Short task: Of all the lines in the material below, how many include the string "have"? Give the number only.

Records for processing:
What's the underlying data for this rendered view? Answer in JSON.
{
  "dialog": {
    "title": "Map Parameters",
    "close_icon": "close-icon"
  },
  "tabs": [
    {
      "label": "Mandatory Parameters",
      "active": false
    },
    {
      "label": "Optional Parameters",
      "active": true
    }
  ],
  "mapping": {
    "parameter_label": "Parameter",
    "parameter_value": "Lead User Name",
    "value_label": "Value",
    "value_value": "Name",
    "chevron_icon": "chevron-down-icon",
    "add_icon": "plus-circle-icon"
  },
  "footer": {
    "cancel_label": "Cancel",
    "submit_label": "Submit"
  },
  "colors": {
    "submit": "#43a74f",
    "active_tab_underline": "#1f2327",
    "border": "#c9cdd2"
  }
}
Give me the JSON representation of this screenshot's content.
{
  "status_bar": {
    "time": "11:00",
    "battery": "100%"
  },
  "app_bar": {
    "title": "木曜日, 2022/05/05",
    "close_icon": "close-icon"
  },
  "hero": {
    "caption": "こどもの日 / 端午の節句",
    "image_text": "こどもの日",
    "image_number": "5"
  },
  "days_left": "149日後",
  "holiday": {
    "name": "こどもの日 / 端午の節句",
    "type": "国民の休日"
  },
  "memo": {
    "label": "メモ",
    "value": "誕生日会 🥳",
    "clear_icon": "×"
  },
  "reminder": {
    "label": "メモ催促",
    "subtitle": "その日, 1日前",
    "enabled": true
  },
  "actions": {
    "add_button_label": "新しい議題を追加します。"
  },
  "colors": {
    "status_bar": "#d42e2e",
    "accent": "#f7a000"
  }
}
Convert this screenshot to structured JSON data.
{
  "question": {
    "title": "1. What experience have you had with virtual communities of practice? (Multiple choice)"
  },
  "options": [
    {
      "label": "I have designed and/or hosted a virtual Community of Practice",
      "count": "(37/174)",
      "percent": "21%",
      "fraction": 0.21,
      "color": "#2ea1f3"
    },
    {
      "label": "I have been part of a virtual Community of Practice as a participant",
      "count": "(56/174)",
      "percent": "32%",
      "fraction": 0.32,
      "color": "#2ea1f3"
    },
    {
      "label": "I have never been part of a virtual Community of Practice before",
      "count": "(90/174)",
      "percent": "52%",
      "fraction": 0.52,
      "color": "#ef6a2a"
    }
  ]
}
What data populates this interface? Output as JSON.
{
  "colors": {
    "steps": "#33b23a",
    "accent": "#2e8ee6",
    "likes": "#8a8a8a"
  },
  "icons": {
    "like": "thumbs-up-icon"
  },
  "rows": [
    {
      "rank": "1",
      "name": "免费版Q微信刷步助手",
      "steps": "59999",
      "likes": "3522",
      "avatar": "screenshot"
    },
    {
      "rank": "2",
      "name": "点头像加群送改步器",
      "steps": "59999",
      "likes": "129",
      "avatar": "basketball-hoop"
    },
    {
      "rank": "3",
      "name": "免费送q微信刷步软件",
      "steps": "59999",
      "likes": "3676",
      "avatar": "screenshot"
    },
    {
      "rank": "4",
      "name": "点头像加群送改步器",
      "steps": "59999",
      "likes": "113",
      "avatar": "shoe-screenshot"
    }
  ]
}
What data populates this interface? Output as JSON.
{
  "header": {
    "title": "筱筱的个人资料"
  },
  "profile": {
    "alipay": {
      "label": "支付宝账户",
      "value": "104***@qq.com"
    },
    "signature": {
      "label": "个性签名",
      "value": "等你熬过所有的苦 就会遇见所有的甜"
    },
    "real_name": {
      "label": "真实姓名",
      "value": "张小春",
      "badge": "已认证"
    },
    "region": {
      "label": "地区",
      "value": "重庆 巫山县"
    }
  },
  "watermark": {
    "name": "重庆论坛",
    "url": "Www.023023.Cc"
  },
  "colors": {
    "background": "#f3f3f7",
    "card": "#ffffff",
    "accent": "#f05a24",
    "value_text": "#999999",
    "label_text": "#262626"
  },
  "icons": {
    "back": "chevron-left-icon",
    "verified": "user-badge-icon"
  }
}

Written response: 4